(Boxed element entries)
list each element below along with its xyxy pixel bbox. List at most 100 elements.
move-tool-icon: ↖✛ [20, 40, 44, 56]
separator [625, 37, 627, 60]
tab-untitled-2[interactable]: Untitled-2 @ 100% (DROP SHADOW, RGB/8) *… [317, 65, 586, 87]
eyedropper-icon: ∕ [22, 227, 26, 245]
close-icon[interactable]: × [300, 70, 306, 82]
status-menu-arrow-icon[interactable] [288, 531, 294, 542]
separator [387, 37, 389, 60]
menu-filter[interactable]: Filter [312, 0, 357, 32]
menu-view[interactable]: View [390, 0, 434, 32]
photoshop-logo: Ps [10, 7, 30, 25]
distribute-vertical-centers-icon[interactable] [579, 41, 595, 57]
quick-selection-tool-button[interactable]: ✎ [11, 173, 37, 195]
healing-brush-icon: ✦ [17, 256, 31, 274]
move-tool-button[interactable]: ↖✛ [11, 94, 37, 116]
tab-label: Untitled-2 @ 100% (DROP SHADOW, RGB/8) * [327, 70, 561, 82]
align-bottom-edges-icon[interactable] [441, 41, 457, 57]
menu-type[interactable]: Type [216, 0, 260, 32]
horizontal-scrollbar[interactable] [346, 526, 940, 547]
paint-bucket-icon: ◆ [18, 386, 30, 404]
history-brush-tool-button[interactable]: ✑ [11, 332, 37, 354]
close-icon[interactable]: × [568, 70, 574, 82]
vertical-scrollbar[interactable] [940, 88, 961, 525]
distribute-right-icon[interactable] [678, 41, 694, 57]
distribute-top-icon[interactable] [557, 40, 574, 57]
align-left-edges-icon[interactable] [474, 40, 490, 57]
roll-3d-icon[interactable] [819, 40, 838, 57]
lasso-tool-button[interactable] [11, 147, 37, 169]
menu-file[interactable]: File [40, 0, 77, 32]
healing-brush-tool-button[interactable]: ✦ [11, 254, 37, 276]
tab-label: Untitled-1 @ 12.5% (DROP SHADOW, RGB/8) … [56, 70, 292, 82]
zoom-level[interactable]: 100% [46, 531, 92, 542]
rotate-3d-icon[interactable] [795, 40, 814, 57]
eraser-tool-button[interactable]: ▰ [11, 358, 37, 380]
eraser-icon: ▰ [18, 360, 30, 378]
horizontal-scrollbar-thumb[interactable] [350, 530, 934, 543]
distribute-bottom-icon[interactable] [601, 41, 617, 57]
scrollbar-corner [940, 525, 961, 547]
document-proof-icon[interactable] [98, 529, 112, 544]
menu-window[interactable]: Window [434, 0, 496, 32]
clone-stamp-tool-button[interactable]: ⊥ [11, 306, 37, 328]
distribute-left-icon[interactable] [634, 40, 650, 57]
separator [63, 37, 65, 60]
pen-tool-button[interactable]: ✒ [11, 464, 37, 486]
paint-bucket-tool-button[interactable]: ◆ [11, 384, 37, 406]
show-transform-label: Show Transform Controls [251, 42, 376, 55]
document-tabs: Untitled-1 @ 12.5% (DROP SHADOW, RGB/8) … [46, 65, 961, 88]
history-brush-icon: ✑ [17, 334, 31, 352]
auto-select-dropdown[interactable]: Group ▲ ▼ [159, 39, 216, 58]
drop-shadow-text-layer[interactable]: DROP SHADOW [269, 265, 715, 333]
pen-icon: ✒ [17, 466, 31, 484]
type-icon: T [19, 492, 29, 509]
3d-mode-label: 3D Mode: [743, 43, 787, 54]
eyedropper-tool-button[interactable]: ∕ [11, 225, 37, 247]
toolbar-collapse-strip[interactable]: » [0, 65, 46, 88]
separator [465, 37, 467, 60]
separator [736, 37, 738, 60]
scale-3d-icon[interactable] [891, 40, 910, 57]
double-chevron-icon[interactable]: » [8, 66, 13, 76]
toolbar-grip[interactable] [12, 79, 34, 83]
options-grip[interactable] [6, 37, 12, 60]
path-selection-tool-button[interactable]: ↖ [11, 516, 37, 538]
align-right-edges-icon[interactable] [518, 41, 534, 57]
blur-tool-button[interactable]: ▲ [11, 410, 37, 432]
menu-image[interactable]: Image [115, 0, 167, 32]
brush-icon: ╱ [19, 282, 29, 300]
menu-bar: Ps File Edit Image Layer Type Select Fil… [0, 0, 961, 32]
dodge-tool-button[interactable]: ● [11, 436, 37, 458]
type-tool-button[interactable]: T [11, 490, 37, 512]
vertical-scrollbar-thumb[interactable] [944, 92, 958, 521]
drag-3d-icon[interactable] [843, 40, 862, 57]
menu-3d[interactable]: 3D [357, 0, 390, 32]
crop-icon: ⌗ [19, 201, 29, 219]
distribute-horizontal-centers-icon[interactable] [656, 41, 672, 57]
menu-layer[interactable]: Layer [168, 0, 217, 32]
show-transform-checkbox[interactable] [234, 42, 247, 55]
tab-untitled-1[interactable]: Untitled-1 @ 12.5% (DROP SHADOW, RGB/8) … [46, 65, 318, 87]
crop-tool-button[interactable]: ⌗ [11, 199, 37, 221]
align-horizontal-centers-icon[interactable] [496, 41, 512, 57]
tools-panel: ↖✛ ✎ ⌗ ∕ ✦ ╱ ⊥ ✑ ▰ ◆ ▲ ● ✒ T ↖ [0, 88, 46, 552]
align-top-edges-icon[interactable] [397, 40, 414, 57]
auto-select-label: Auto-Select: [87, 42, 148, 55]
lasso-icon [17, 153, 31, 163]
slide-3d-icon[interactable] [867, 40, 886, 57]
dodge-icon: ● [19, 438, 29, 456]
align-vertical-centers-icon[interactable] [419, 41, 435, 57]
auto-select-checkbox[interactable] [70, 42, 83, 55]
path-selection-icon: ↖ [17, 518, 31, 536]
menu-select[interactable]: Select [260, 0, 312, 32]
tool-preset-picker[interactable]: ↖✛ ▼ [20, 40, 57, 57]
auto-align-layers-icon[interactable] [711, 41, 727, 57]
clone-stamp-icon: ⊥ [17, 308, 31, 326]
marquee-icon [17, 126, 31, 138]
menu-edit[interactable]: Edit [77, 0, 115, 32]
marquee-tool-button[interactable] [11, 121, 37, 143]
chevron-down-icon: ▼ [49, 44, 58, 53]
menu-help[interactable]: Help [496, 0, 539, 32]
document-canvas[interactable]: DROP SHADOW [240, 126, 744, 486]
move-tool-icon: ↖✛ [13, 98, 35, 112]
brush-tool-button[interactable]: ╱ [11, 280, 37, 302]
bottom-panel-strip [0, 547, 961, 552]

- **Requirements**:
Could you reproduce all of the data above, character for character?

- **Task answer**:
list each element below along with its xyxy pixel bbox. List at most 100 elements.
move-tool-icon: ↖✛ [20, 40, 44, 56]
separator [625, 37, 627, 60]
tab-untitled-2[interactable]: Untitled-2 @ 100% (DROP SHADOW, RGB/8) *… [317, 65, 586, 87]
eyedropper-icon: ∕ [22, 227, 26, 245]
close-icon[interactable]: × [300, 70, 306, 82]
status-menu-arrow-icon[interactable] [288, 531, 294, 542]
separator [387, 37, 389, 60]
menu-filter[interactable]: Filter [312, 0, 357, 32]
menu-view[interactable]: View [390, 0, 434, 32]
photoshop-logo: Ps [10, 7, 30, 25]
distribute-vertical-centers-icon[interactable] [579, 41, 595, 57]
quick-selection-tool-button[interactable]: ✎ [11, 173, 37, 195]
healing-brush-icon: ✦ [17, 256, 31, 274]
move-tool-button[interactable]: ↖✛ [11, 94, 37, 116]
tab-label: Untitled-2 @ 100% (DROP SHADOW, RGB/8) * [327, 70, 561, 82]
align-bottom-edges-icon[interactable] [441, 41, 457, 57]
menu-type[interactable]: Type [216, 0, 260, 32]
horizontal-scrollbar[interactable] [346, 526, 940, 547]
paint-bucket-icon: ◆ [18, 386, 30, 404]
history-brush-tool-button[interactable]: ✑ [11, 332, 37, 354]
close-icon[interactable]: × [568, 70, 574, 82]
vertical-scrollbar[interactable] [940, 88, 961, 525]
distribute-right-icon[interactable] [678, 41, 694, 57]
distribute-top-icon[interactable] [557, 40, 574, 57]
align-left-edges-icon[interactable] [474, 40, 490, 57]
roll-3d-icon[interactable] [819, 40, 838, 57]
lasso-tool-button[interactable] [11, 147, 37, 169]
menu-file[interactable]: File [40, 0, 77, 32]
healing-brush-tool-button[interactable]: ✦ [11, 254, 37, 276]
tab-label: Untitled-1 @ 12.5% (DROP SHADOW, RGB/8) … [56, 70, 292, 82]
zoom-level[interactable]: 100% [46, 531, 92, 542]
rotate-3d-icon[interactable] [795, 40, 814, 57]
eraser-tool-button[interactable]: ▰ [11, 358, 37, 380]
eraser-icon: ▰ [18, 360, 30, 378]
horizontal-scrollbar-thumb[interactable] [350, 530, 934, 543]
distribute-bottom-icon[interactable] [601, 41, 617, 57]
scrollbar-corner [940, 525, 961, 547]
document-proof-icon[interactable] [98, 529, 112, 544]
menu-window[interactable]: Window [434, 0, 496, 32]
clone-stamp-tool-button[interactable]: ⊥ [11, 306, 37, 328]
distribute-left-icon[interactable] [634, 40, 650, 57]
separator [63, 37, 65, 60]
pen-tool-button[interactable]: ✒ [11, 464, 37, 486]
paint-bucket-tool-button[interactable]: ◆ [11, 384, 37, 406]
show-transform-label: Show Transform Controls [251, 42, 376, 55]
document-tabs: Untitled-1 @ 12.5% (DROP SHADOW, RGB/8) … [46, 65, 961, 88]
history-brush-icon: ✑ [17, 334, 31, 352]
auto-select-dropdown[interactable]: Group ▲ ▼ [159, 39, 216, 58]
drop-shadow-text-layer[interactable]: DROP SHADOW [269, 265, 715, 333]
pen-icon: ✒ [17, 466, 31, 484]
type-icon: T [19, 492, 29, 509]
3d-mode-label: 3D Mode: [743, 43, 787, 54]
eyedropper-tool-button[interactable]: ∕ [11, 225, 37, 247]
toolbar-collapse-strip[interactable]: » [0, 65, 46, 88]
separator [465, 37, 467, 60]
separator [736, 37, 738, 60]
scale-3d-icon[interactable] [891, 40, 910, 57]
double-chevron-icon[interactable]: » [8, 66, 13, 76]
toolbar-grip[interactable] [12, 79, 34, 83]
options-grip[interactable] [6, 37, 12, 60]
path-selection-tool-button[interactable]: ↖ [11, 516, 37, 538]
align-right-edges-icon[interactable] [518, 41, 534, 57]
blur-tool-button[interactable]: ▲ [11, 410, 37, 432]
menu-image[interactable]: Image [115, 0, 167, 32]
brush-icon: ╱ [19, 282, 29, 300]
menu-bar: Ps File Edit Image Layer Type Select Fil… [0, 0, 961, 32]
dodge-tool-button[interactable]: ● [11, 436, 37, 458]
type-tool-button[interactable]: T [11, 490, 37, 512]
vertical-scrollbar-thumb[interactable] [944, 92, 958, 521]
drag-3d-icon[interactable] [843, 40, 862, 57]
menu-3d[interactable]: 3D [357, 0, 390, 32]
crop-icon: ⌗ [19, 201, 29, 219]
distribute-horizontal-centers-icon[interactable] [656, 41, 672, 57]
menu-layer[interactable]: Layer [168, 0, 217, 32]
show-transform-checkbox[interactable] [234, 42, 247, 55]
tab-untitled-1[interactable]: Untitled-1 @ 12.5% (DROP SHADOW, RGB/8) … [46, 65, 318, 87]
crop-tool-button[interactable]: ⌗ [11, 199, 37, 221]
align-horizontal-centers-icon[interactable] [496, 41, 512, 57]
tools-panel: ↖✛ ✎ ⌗ ∕ ✦ ╱ ⊥ ✑ ▰ ◆ ▲ ● ✒ T ↖ [0, 88, 46, 552]
align-top-edges-icon[interactable] [397, 40, 414, 57]
auto-select-label: Auto-Select: [87, 42, 148, 55]
lasso-icon [17, 153, 31, 163]
slide-3d-icon[interactable] [867, 40, 886, 57]
dodge-icon: ● [19, 438, 29, 456]
align-vertical-centers-icon[interactable] [419, 41, 435, 57]
auto-select-checkbox[interactable] [70, 42, 83, 55]
path-selection-icon: ↖ [17, 518, 31, 536]
menu-select[interactable]: Select [260, 0, 312, 32]
tool-preset-picker[interactable]: ↖✛ ▼ [20, 40, 57, 57]
auto-align-layers-icon[interactable] [711, 41, 727, 57]
clone-stamp-icon: ⊥ [17, 308, 31, 326]
marquee-icon [17, 126, 31, 138]
menu-edit[interactable]: Edit [77, 0, 115, 32]
marquee-tool-button[interactable] [11, 121, 37, 143]
chevron-down-icon: ▼ [49, 44, 58, 53]
menu-help[interactable]: Help [496, 0, 539, 32]
document-canvas[interactable]: DROP SHADOW [240, 126, 744, 486]
move-tool-icon: ↖✛ [13, 98, 35, 112]
brush-tool-button[interactable]: ╱ [11, 280, 37, 302]
bottom-panel-strip [0, 547, 961, 552]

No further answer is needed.